WHAT THE TASK ASKS:
Reproduce the full listing that appears beneath this instruction exactly.

DATA SUPPLIED:
──────────
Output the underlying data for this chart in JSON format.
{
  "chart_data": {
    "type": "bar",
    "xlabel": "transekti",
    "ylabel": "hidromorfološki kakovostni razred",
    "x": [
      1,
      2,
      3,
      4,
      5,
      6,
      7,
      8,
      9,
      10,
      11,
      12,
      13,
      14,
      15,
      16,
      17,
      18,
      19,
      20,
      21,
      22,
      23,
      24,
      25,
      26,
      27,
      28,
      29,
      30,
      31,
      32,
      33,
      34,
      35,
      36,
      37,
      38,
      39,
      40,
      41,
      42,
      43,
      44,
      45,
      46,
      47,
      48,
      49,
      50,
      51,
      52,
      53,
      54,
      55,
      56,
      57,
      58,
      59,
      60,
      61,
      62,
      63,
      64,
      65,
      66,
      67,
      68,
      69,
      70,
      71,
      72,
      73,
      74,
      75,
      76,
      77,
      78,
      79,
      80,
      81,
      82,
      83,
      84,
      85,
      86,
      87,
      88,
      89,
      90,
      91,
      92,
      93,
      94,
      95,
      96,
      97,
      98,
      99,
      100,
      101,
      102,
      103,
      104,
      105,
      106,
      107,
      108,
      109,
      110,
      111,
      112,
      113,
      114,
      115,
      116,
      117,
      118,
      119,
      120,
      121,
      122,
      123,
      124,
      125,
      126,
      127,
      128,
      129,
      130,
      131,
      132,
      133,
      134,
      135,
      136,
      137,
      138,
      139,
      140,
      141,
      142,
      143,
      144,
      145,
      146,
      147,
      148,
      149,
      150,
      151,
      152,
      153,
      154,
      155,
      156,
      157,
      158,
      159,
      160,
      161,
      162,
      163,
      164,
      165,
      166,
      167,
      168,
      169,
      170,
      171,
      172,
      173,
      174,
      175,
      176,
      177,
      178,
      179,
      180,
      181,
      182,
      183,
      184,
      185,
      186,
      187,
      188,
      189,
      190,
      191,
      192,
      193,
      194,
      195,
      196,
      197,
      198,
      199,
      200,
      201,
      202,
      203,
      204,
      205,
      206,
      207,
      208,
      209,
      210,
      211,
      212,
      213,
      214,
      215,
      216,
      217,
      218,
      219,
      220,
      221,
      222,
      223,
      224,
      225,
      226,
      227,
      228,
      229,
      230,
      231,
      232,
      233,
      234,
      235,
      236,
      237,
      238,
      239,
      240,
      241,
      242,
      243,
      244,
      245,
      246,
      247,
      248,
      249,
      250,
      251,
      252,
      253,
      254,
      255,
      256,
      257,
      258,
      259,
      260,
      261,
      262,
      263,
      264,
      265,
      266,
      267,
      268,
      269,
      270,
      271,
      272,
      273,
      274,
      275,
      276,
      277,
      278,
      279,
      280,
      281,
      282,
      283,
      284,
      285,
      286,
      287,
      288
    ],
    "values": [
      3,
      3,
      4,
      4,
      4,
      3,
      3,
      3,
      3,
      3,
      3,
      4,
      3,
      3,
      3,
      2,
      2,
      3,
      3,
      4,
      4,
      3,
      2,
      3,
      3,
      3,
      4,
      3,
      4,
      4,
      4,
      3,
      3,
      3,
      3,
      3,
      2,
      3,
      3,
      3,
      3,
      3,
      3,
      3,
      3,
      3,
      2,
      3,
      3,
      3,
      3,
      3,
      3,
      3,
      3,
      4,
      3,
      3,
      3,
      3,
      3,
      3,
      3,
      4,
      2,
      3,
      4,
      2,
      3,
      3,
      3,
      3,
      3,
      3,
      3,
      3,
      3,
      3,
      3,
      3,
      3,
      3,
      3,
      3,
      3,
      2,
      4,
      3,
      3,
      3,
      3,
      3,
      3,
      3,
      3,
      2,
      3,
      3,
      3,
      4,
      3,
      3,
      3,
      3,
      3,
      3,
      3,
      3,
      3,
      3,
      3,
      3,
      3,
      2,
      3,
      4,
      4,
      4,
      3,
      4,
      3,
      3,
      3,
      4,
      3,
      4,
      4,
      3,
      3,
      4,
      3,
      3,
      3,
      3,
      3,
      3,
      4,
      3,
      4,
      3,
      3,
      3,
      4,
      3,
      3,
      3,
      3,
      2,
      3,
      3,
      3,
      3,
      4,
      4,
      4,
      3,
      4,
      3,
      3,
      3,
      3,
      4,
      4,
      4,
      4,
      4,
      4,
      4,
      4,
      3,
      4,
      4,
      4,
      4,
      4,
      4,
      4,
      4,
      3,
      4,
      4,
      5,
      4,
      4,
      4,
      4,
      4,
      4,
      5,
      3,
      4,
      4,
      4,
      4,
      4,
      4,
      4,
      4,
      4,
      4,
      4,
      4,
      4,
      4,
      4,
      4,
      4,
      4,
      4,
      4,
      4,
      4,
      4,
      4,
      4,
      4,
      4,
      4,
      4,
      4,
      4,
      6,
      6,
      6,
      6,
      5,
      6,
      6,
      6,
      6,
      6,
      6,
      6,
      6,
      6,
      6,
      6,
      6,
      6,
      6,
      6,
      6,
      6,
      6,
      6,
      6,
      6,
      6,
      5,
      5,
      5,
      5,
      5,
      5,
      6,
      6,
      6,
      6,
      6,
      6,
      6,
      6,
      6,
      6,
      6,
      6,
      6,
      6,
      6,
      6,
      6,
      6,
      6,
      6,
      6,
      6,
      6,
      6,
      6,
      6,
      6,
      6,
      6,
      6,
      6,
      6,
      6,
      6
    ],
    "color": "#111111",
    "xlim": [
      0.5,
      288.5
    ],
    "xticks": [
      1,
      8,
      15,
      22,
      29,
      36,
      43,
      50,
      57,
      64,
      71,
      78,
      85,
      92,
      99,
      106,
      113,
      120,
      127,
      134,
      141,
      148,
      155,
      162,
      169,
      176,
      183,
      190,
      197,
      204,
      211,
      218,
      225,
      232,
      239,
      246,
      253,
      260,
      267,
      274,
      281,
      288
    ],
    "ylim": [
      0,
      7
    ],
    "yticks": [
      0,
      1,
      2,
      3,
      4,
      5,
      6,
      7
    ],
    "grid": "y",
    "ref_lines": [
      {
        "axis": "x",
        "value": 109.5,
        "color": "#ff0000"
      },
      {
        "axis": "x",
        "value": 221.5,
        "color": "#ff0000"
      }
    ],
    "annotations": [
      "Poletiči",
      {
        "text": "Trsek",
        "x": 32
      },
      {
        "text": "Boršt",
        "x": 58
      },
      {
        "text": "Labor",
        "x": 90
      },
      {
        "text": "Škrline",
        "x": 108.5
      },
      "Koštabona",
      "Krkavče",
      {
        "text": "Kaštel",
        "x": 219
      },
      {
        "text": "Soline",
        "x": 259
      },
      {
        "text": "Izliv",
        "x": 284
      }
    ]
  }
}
──────────
EXPECTED ANSWER:
Output the underlying data for this chart in JSON format.
{
  "chart_data": {
    "type": "bar",
    "xlabel": "transekti",
    "ylabel": "hidromorfološki kakovostni razred",
    "x": [
      1,
      2,
      3,
      4,
      5,
      6,
      7,
      8,
      9,
      10,
      11,
      12,
      13,
      14,
      15,
      16,
      17,
      18,
      19,
      20,
      21,
      22,
      23,
      24,
      25,
      26,
      27,
      28,
      29,
      30,
      31,
      32,
      33,
      34,
      35,
      36,
      37,
      38,
      39,
      40,
      41,
      42,
      43,
      44,
      45,
      46,
      47,
      48,
      49,
      50,
      51,
      52,
      53,
      54,
      55,
      56,
      57,
      58,
      59,
      60,
      61,
      62,
      63,
      64,
      65,
      66,
      67,
      68,
      69,
      70,
      71,
      72,
      73,
      74,
      75,
      76,
      77,
      78,
      79,
      80,
      81,
      82,
      83,
      84,
      85,
      86,
      87,
      88,
      89,
      90,
      91,
      92,
      93,
      94,
      95,
      96,
      97,
      98,
      99,
      100,
      101,
      102,
      103,
      104,
      105,
      106,
      107,
      108,
      109,
      110,
      111,
      112,
      113,
      114,
      115,
      116,
      117,
      118,
      119,
      120,
      121,
      122,
      123,
      124,
      125,
      126,
      127,
      128,
      129,
      130,
      131,
      132,
      133,
      134,
      135,
      136,
      137,
      138,
      139,
      140,
      141,
      142,
      143,
      144,
      145,
      146,
      147,
      148,
      149,
      150,
      151,
      152,
      153,
      154,
      155,
      156,
      157,
      158,
      159,
      160,
      161,
      162,
      163,
      164,
      165,
      166,
      167,
      168,
      169,
      170,
      171,
      172,
      173,
      174,
      175,
      176,
      177,
      178,
      179,
      180,
      181,
      182,
      183,
      184,
      185,
      186,
      187,
      188,
      189,
      190,
      191,
      192,
      193,
      194,
      195,
      196,
      197,
      198,
      199,
      200,
      201,
      202,
      203,
      204,
      205,
      206,
      207,
      208,
      209,
      210,
      211,
      212,
      213,
      214,
      215,
      216,
      217,
      218,
      219,
      220,
      221,
      222,
      223,
      224,
      225,
      226,
      227,
      228,
      229,
      230,
      231,
      232,
      233,
      234,
      235,
      236,
      237,
      238,
      239,
      240,
      241,
      242,
      243,
      244,
      245,
      246,
      247,
      248,
      249,
      250,
      251,
      252,
      253,
      254,
      255,
      256,
      257,
      258,
      259,
      260,
      261,
      262,
      263,
      264,
      265,
      266,
      267,
      268,
      269,
      270,
      271,
      272,
      273,
      274,
      275,
      276,
      277,
      278,
      279,
      280,
      281,
      282,
      283,
      284,
      285,
      286,
      287,
      288
    ],
    "values": [
      3,
      3,
      4,
      4,
      4,
      3,
      3,
      3,
      3,
      3,
      3,
      4,
      3,
      3,
      3,
      2,
      2,
      3,
      3,
      4,
      4,
      3,
      2,
      3,
      3,
      3,
      4,
      3,
      4,
      4,
      4,
      3,
      3,
      3,
      3,
      3,
      2,
      3,
      3,
      3,
      3,
      3,
      3,
      3,
      3,
      3,
      2,
      3,
      3,
      3,
      3,
      3,
      3,
      3,
      3,
      4,
      3,
      3,
      3,
      3,
      3,
      3,
      3,
      4,
      2,
      3,
      4,
      2,
      3,
      3,
      3,
      3,
      3,
      3,
      3,
      3,
      3,
      3,
      3,
      3,
      3,
      3,
      3,
      3,
      3,
      2,
      4,
      3,
      3,
      3,
      3,
      3,
      3,
      3,
      3,
      2,
      3,
      3,
      3,
      4,
      3,
      3,
      3,
      3,
      3,
      3,
      3,
      3,
      3,
      3,
      3,
      3,
      3,
      2,
      3,
      4,
      4,
      4,
      3,
      4,
      3,
      3,
      3,
      4,
      3,
      4,
      4,
      3,
      3,
      4,
      3,
      3,
      3,
      3,
      3,
      3,
      4,
      3,
      4,
      3,
      3,
      3,
      4,
      3,
      3,
      3,
      3,
      2,
      3,
      3,
      3,
      3,
      4,
      4,
      4,
      3,
      4,
      3,
      3,
      3,
      3,
      4,
      4,
      4,
      4,
      4,
      4,
      4,
      4,
      3,
      4,
      4,
      4,
      4,
      4,
      4,
      4,
      4,
      3,
      4,
      4,
      5,
      4,
      4,
      4,
      4,
      4,
      4,
      5,
      3,
      4,
      4,
      4,
      4,
      4,
      4,
      4,
      4,
      4,
      4,
      4,
      4,
      4,
      4,
      4,
      4,
      4,
      4,
      4,
      4,
      4,
      4,
      4,
      4,
      4,
      4,
      4,
      4,
      4,
      4,
      4,
      6,
      6,
      6,
      6,
      5,
      6,
      6,
      6,
      6,
      6,
      6,
      6,
      6,
      6,
      6,
      6,
      6,
      6,
      6,
      6,
      6,
      6,
      6,
      6,
      6,
      6,
      6,
      5,
      5,
      5,
      5,
      5,
      5,
      6,
      6,
      6,
      6,
      6,
      6,
      6,
      6,
      6,
      6,
      6,
      6,
      6,
      6,
      6,
      6,
      6,
      6,
      6,
      6,
      6,
      6,
      6,
      6,
      6,
      6,
      6,
      6,
      6,
      6,
      6,
      6,
      6,
      6
    ],
    "color": "#111111",
    "xlim": [
      0.5,
      288.5
    ],
    "xticks": [
      1,
      8,
      15,
      22,
      29,
      36,
      43,
      50,
      57,
      64,
      71,
      78,
      85,
      92,
      99,
      106,
      113,
      120,
      127,
      134,
      141,
      148,
      155,
      162,
      169,
      176,
      183,
      190,
      197,
      204,
      211,
      218,
      225,
      232,
      239,
      246,
      253,
      260,
      267,
      274,
      281,
      288
    ],
    "ylim": [
      0,
      7
    ],
    "yticks": [
      0,
      1,
      2,
      3,
      4,
      5,
      6,
      7
    ],
    "grid": "y",
    "ref_lines": [
      {
        "axis": "x",
        "value": 109.5,
        "color": "#ff0000"
      },
      {
        "axis": "x",
        "value": 221.5,
        "color": "#ff0000"
      }
    ],
    "annotations": [
      "Poletiči",
      {
        "text": "Trsek",
        "x": 32
      },
      {
        "text": "Boršt",
        "x": 58
      },
      {
        "text": "Labor",
        "x": 90
      },
      {
        "text": "Škrline",
        "x": 108.5
      },
      "Koštabona",
      "Krkavče",
      {
        "text": "Kaštel",
        "x": 219
      },
      {
        "text": "Soline",
        "x": 259
      },
      {
        "text": "Izliv",
        "x": 284
      }
    ]
  }
}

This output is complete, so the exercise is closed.